— start —

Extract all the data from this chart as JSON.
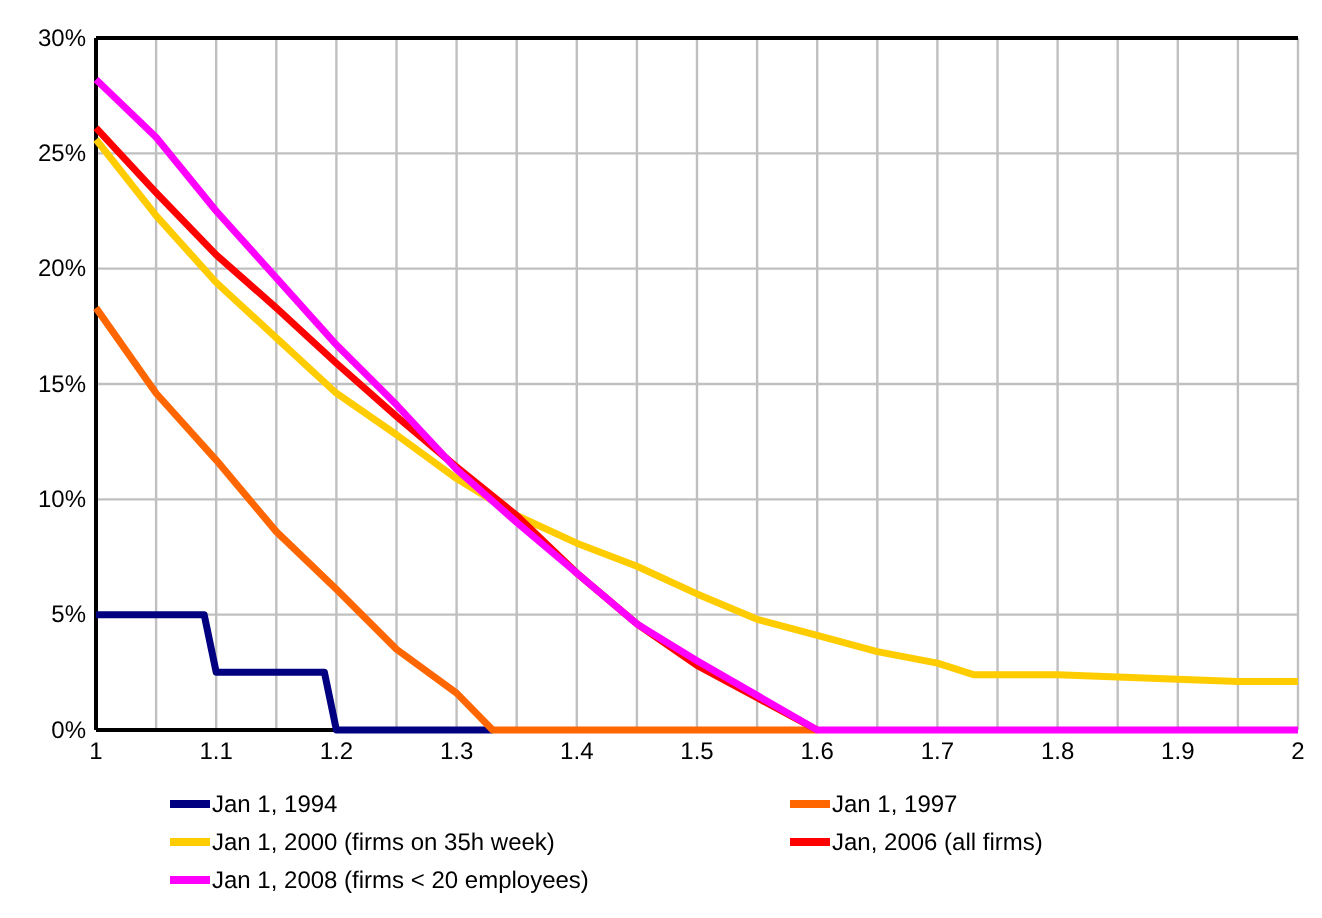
{
  "chart_data": {
    "type": "line",
    "xlim": [
      1,
      2
    ],
    "ylim": [
      0,
      30
    ],
    "xticks": [
      1,
      {
        "value": 1.05,
        "label": null
      },
      1.1,
      {
        "value": 1.15,
        "label": null
      },
      1.2,
      {
        "value": 1.25,
        "label": null
      },
      1.3,
      {
        "value": 1.35,
        "label": null
      },
      1.4,
      {
        "value": 1.45,
        "label": null
      },
      1.5,
      {
        "value": 1.55,
        "label": null
      },
      1.6,
      {
        "value": 1.65,
        "label": null
      },
      1.7,
      {
        "value": 1.75,
        "label": null
      },
      1.8,
      {
        "value": 1.85,
        "label": null
      },
      1.9,
      {
        "value": 1.95,
        "label": null
      },
      2
    ],
    "yticks": [
      {
        "value": 0,
        "label": "0%"
      },
      {
        "value": 5,
        "label": "5%"
      },
      {
        "value": 10,
        "label": "10%"
      },
      {
        "value": 15,
        "label": "15%"
      },
      {
        "value": 20,
        "label": "20%"
      },
      {
        "value": 25,
        "label": "25%"
      },
      {
        "value": 30,
        "label": "30%"
      }
    ],
    "grid": true,
    "legend": "bottom",
    "marker": "none",
    "line_style": "solid",
    "series": [
      {
        "name": "Jan 1, 1994",
        "color": "#000080",
        "x": [
          1,
          1.09,
          1.1,
          1.19,
          1.2,
          1.33
        ],
        "values": [
          5,
          5,
          2.5,
          2.5,
          0,
          0
        ]
      },
      {
        "name": "Jan 1, 1997",
        "color": "#ff6600",
        "x": [
          1,
          1.05,
          1.1,
          1.15,
          1.2,
          1.25,
          1.3,
          1.33,
          1.6
        ],
        "values": [
          18.3,
          14.6,
          11.7,
          8.6,
          6.1,
          3.5,
          1.6,
          0,
          0
        ]
      },
      {
        "name": "Jan 1, 2000 (firms on 35h week)",
        "color": "#ffcc00",
        "x": [
          1,
          1.05,
          1.1,
          1.15,
          1.2,
          1.25,
          1.3,
          1.35,
          1.4,
          1.45,
          1.5,
          1.55,
          1.6,
          1.65,
          1.7,
          1.73,
          1.8,
          1.85,
          1.9,
          1.95,
          2
        ],
        "values": [
          25.6,
          22.3,
          19.4,
          17,
          14.6,
          12.8,
          10.9,
          9.3,
          8.1,
          7.1,
          5.9,
          4.8,
          4.1,
          3.4,
          2.9,
          2.4,
          2.4,
          2.3,
          2.2,
          2.1,
          2.1
        ]
      },
      {
        "name": "Jan, 2006 (all firms)",
        "color": "#ff0000",
        "x": [
          1,
          1.05,
          1.1,
          1.15,
          1.2,
          1.25,
          1.3,
          1.35,
          1.4,
          1.45,
          1.5,
          1.55,
          1.6
        ],
        "values": [
          26.1,
          23.3,
          20.6,
          18.3,
          15.9,
          13.6,
          11.4,
          9.3,
          6.8,
          4.6,
          2.8,
          1.4,
          0
        ]
      },
      {
        "name": "Jan 1,  2008 (firms < 20 employees)",
        "color": "#ff00ff",
        "x": [
          1,
          1.05,
          1.1,
          1.15,
          1.2,
          1.25,
          1.3,
          1.35,
          1.4,
          1.45,
          1.5,
          1.55,
          1.6,
          2
        ],
        "values": [
          28.2,
          25.7,
          22.5,
          19.6,
          16.7,
          14.1,
          11.3,
          9,
          6.8,
          4.6,
          3,
          1.5,
          0,
          0
        ]
      }
    ]
  }
}
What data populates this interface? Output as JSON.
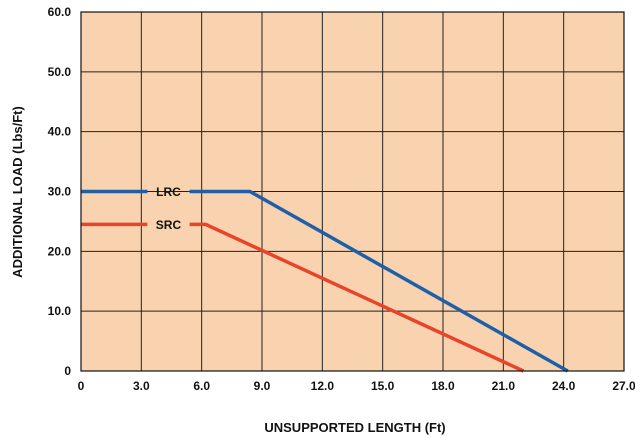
{
  "chart_data": {
    "type": "line",
    "xlabel": "UNSUPPORTED LENGTH (Ft)",
    "ylabel": "ADDITIONAL LOAD (Lbs/Ft)",
    "xlim": [
      0,
      27
    ],
    "ylim": [
      0,
      60
    ],
    "x_ticks": [
      0,
      3,
      6,
      9,
      12,
      15,
      18,
      21,
      24,
      27
    ],
    "x_tick_labels": [
      "0",
      "3.0",
      "6.0",
      "9.0",
      "12.0",
      "15.0",
      "18.0",
      "21.0",
      "24.0",
      "27.0"
    ],
    "y_ticks": [
      0,
      10,
      20,
      30,
      40,
      50,
      60
    ],
    "y_tick_labels": [
      "0",
      "10.0",
      "20.0",
      "30.0",
      "40.0",
      "50.0",
      "60.0"
    ],
    "grid": true,
    "background_color": "#f9d3b0",
    "grid_color": "#222222",
    "series": [
      {
        "name": "LRC",
        "color": "#1f5fa8",
        "x": [
          0,
          8.4,
          24.2
        ],
        "y": [
          30,
          30,
          0
        ]
      },
      {
        "name": "SRC",
        "color": "#e8442a",
        "x": [
          0,
          6.2,
          22
        ],
        "y": [
          24.5,
          24.5,
          0
        ]
      }
    ]
  }
}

— end —

What you need to do: Quote in full the listing given above; the images are to be left out.

Result for this exercise:
Extract all the data from this chart as JSON.
{
  "chart_data": {
    "type": "line",
    "xlim": [
      1,
      2
    ],
    "ylim": [
      0,
      30
    ],
    "xticks": [
      1,
      {
        "value": 1.05,
        "label": null
      },
      1.1,
      {
        "value": 1.15,
        "label": null
      },
      1.2,
      {
        "value": 1.25,
        "label": null
      },
      1.3,
      {
        "value": 1.35,
        "label": null
      },
      1.4,
      {
        "value": 1.45,
        "label": null
      },
      1.5,
      {
        "value": 1.55,
        "label": null
      },
      1.6,
      {
        "value": 1.65,
        "label": null
      },
      1.7,
      {
        "value": 1.75,
        "label": null
      },
      1.8,
      {
        "value": 1.85,
        "label": null
      },
      1.9,
      {
        "value": 1.95,
        "label": null
      },
      2
    ],
    "yticks": [
      {
        "value": 0,
        "label": "0%"
      },
      {
        "value": 5,
        "label": "5%"
      },
      {
        "value": 10,
        "label": "10%"
      },
      {
        "value": 15,
        "label": "15%"
      },
      {
        "value": 20,
        "label": "20%"
      },
      {
        "value": 25,
        "label": "25%"
      },
      {
        "value": 30,
        "label": "30%"
      }
    ],
    "grid": true,
    "legend": "bottom",
    "marker": "none",
    "line_style": "solid",
    "series": [
      {
        "name": "Jan 1, 1994",
        "color": "#000080",
        "x": [
          1,
          1.09,
          1.1,
          1.19,
          1.2,
          1.33
        ],
        "values": [
          5,
          5,
          2.5,
          2.5,
          0,
          0
        ]
      },
      {
        "name": "Jan 1, 1997",
        "color": "#ff6600",
        "x": [
          1,
          1.05,
          1.1,
          1.15,
          1.2,
          1.25,
          1.3,
          1.33,
          1.6
        ],
        "values": [
          18.3,
          14.6,
          11.7,
          8.6,
          6.1,
          3.5,
          1.6,
          0,
          0
        ]
      },
      {
        "name": "Jan 1, 2000 (firms on 35h week)",
        "color": "#ffcc00",
        "x": [
          1,
          1.05,
          1.1,
          1.15,
          1.2,
          1.25,
          1.3,
          1.35,
          1.4,
          1.45,
          1.5,
          1.55,
          1.6,
          1.65,
          1.7,
          1.73,
          1.8,
          1.85,
          1.9,
          1.95,
          2
        ],
        "values": [
          25.6,
          22.3,
          19.4,
          17,
          14.6,
          12.8,
          10.9,
          9.3,
          8.1,
          7.1,
          5.9,
          4.8,
          4.1,
          3.4,
          2.9,
          2.4,
          2.4,
          2.3,
          2.2,
          2.1,
          2.1
        ]
      },
      {
        "name": "Jan, 2006 (all firms)",
        "color": "#ff0000",
        "x": [
          1,
          1.05,
          1.1,
          1.15,
          1.2,
          1.25,
          1.3,
          1.35,
          1.4,
          1.45,
          1.5,
          1.55,
          1.6
        ],
        "values": [
          26.1,
          23.3,
          20.6,
          18.3,
          15.9,
          13.6,
          11.4,
          9.3,
          6.8,
          4.6,
          2.8,
          1.4,
          0
        ]
      },
      {
        "name": "Jan 1,  2008 (firms < 20 employees)",
        "color": "#ff00ff",
        "x": [
          1,
          1.05,
          1.1,
          1.15,
          1.2,
          1.25,
          1.3,
          1.35,
          1.4,
          1.45,
          1.5,
          1.55,
          1.6,
          2
        ],
        "values": [
          28.2,
          25.7,
          22.5,
          19.6,
          16.7,
          14.1,
          11.3,
          9,
          6.8,
          4.6,
          3,
          1.5,
          0,
          0
        ]
      }
    ]
  }
}
What data populates this interface? Output as JSON.
{
  "chart_data": {
    "type": "line",
    "xlabel": "UNSUPPORTED LENGTH (Ft)",
    "ylabel": "ADDITIONAL LOAD (Lbs/Ft)",
    "xlim": [
      0,
      27
    ],
    "ylim": [
      0,
      60
    ],
    "x_ticks": [
      0,
      3,
      6,
      9,
      12,
      15,
      18,
      21,
      24,
      27
    ],
    "x_tick_labels": [
      "0",
      "3.0",
      "6.0",
      "9.0",
      "12.0",
      "15.0",
      "18.0",
      "21.0",
      "24.0",
      "27.0"
    ],
    "y_ticks": [
      0,
      10,
      20,
      30,
      40,
      50,
      60
    ],
    "y_tick_labels": [
      "0",
      "10.0",
      "20.0",
      "30.0",
      "40.0",
      "50.0",
      "60.0"
    ],
    "grid": true,
    "background_color": "#f9d3b0",
    "grid_color": "#222222",
    "series": [
      {
        "name": "LRC",
        "color": "#1f5fa8",
        "x": [
          0,
          8.4,
          24.2
        ],
        "y": [
          30,
          30,
          0
        ]
      },
      {
        "name": "SRC",
        "color": "#e8442a",
        "x": [
          0,
          6.2,
          22
        ],
        "y": [
          24.5,
          24.5,
          0
        ]
      }
    ]
  }
}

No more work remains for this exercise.